IL RIARMO

Venti di guerra soffiano sempre più impetuosi in Europa, mentre gli Stati del continente decidono di convertire le loro capacità produttive in economia di guerra. Fa da apripista la decisione della Commissione europea la quale annunzia che stanzierà 1,5 miliardi di euro per il mercato comune di armamenti. È quanto previsto da Asap ed Edip, i due programmi lanciati solo l’anno scorso per aumentare la produzione bellica, nei fatti già superati.
Infatti, si lavora per creare le condizioni affinché entro il 2030, almeno il 40% delle attrezzature per la difesa sia acquistato in modo “collaborativo ”; per assicurare che almeno il 35% del mercato Ue della difesa sia rappresentato da scambi intra-Ue; per fare “costanti progressi” verso l’acquisto di almeno il 50% del materiale in Europa, raggiungendo il 60% entro il 2035.
____________
**DA SVOLGERE:**
1 - Riscrivi il brano sul riarmo partendo dalle parole "Infatti, si lavora" e fermandoti dopo "entro il 2035.", con "attrezzature" sostituito da "dotazioni".
2 - Secondo il brano sul riarmo, quanto stanzierà la Commissione europea per il mercato comune di armamenti?
3 - Prosegui il brano sul riarmo europeo a partire dall'ultima frase riportata.
Il materiale qui sotto è distinto dal brano e va considerato a parte.
____________
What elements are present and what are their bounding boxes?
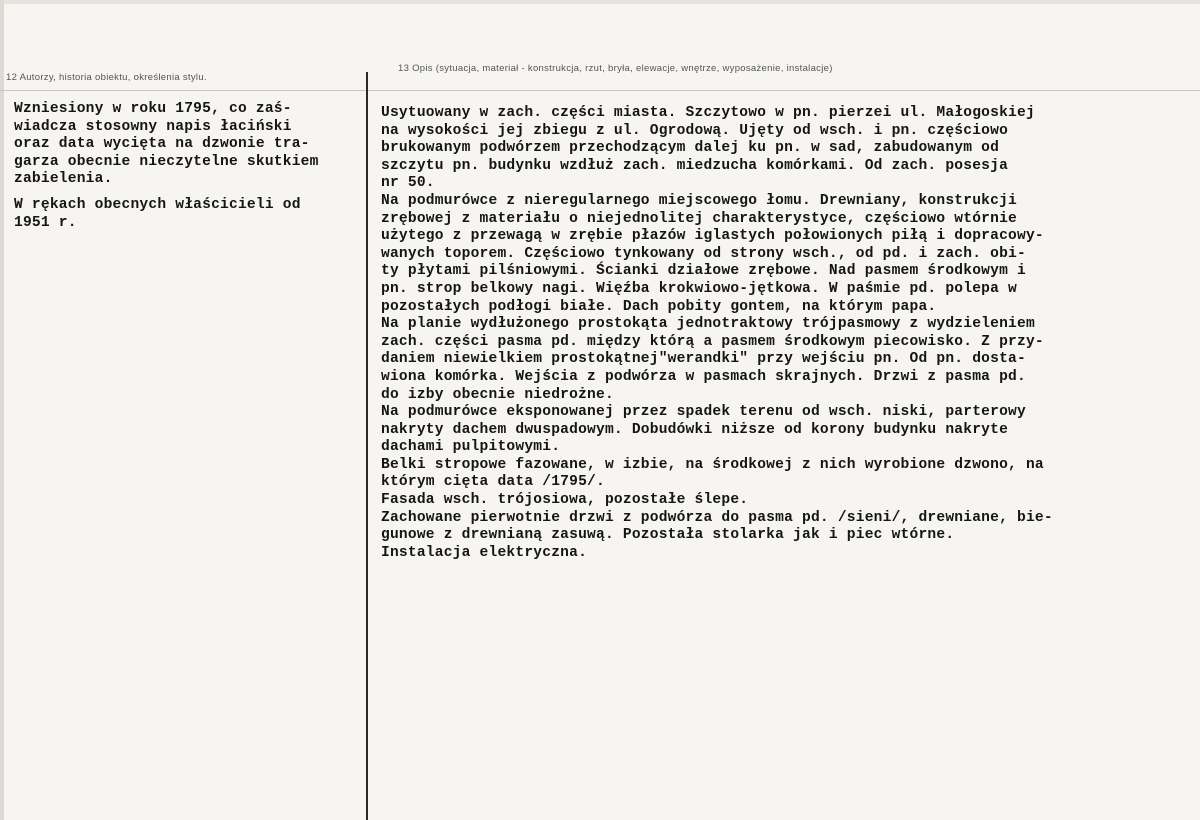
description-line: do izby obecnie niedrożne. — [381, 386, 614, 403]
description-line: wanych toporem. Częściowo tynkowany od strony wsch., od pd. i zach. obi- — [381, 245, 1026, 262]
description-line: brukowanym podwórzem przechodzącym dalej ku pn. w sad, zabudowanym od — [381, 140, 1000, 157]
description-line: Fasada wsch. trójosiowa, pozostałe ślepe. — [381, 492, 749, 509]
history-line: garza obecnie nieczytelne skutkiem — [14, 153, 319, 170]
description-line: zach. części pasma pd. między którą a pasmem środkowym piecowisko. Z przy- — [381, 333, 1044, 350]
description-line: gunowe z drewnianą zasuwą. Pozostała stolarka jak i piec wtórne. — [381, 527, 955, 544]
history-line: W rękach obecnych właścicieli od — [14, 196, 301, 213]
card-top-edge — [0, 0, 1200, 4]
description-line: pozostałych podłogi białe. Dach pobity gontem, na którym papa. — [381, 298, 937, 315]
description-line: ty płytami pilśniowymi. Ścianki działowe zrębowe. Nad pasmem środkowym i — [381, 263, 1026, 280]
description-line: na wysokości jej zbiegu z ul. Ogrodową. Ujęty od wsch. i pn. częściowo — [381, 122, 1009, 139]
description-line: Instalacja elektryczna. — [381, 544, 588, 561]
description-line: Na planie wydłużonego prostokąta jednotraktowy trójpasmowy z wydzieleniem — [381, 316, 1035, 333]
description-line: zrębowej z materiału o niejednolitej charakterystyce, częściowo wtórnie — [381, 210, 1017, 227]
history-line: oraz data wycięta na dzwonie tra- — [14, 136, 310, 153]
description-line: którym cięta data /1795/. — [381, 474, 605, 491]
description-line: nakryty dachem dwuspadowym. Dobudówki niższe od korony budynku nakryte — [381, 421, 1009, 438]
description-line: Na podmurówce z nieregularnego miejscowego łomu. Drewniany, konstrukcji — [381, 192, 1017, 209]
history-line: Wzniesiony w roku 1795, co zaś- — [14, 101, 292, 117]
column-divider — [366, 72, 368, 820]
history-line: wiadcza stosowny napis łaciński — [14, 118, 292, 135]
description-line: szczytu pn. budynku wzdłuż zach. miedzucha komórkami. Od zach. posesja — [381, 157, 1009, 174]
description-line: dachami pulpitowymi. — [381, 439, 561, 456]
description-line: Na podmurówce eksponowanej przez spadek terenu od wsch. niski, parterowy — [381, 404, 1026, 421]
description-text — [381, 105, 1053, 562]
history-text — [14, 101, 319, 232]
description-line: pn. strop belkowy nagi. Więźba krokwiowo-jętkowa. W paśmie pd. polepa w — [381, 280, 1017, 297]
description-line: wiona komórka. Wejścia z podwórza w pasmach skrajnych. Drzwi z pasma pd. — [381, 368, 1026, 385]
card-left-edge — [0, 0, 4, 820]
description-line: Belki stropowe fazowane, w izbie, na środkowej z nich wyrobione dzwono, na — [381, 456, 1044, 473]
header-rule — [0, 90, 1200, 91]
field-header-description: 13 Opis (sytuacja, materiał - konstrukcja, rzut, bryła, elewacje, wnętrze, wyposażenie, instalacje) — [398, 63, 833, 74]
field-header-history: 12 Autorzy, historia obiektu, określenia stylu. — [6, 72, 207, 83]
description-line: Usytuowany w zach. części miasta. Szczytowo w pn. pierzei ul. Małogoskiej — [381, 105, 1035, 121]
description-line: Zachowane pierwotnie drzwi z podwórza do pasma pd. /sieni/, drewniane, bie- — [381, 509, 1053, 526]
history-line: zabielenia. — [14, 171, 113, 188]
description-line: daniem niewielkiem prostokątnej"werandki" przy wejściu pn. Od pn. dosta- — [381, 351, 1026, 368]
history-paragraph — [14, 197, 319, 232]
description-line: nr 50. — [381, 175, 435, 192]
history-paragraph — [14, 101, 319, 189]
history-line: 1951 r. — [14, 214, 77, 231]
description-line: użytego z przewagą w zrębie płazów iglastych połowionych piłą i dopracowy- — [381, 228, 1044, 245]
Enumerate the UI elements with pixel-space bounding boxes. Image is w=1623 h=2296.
____________
**RISPOSTE PER COMPITO:**
1 -
Infatti, si lavora per creare le condizioni affinché entro il 2030, almeno il 40% delle dotazioni per la difesa sia acquistato in modo “collaborativo ”; per assicurare che almeno il 35% del mercato Ue della difesa sia rappresentato da scambi intra-Ue; per fare “costanti progressi” verso l’acquisto di almeno il 50% del materiale in Europa, raggiungendo il 60% entro il 2035.

2 - 1,5 miliardi di euro.

3 -
È stato perciò approvato l’Edip (European Defence Industry Programme) che dovrebbe fornire, secondo la Commissione, il quadro giuridico, trasformando le misure di emergenza a breve termine, adottate nel 2023 e valide fino al 2025, in un approccio strutturale: esso copre aspetti sia finanziari sia normativi; mobiliterà 1,5 miliardi di € del bilancio dell’UE nel periodo 2025-2027 per continuare a rafforzare la competitività della produzione bellica europea. La nuova struttura che dovrà supportare il programma di armamento europeo (Seap), volto a facilitare e aumentare la cooperazione tra gli Stati membri nella produzione per la difesa, stimolare la programmazione e gli appalti congiunti, attraverso la creazione di un Comitato di preparazione allo sviluppo dell’industria della difesa dei 27, insieme all’Alto rappresentante e alla Commissione.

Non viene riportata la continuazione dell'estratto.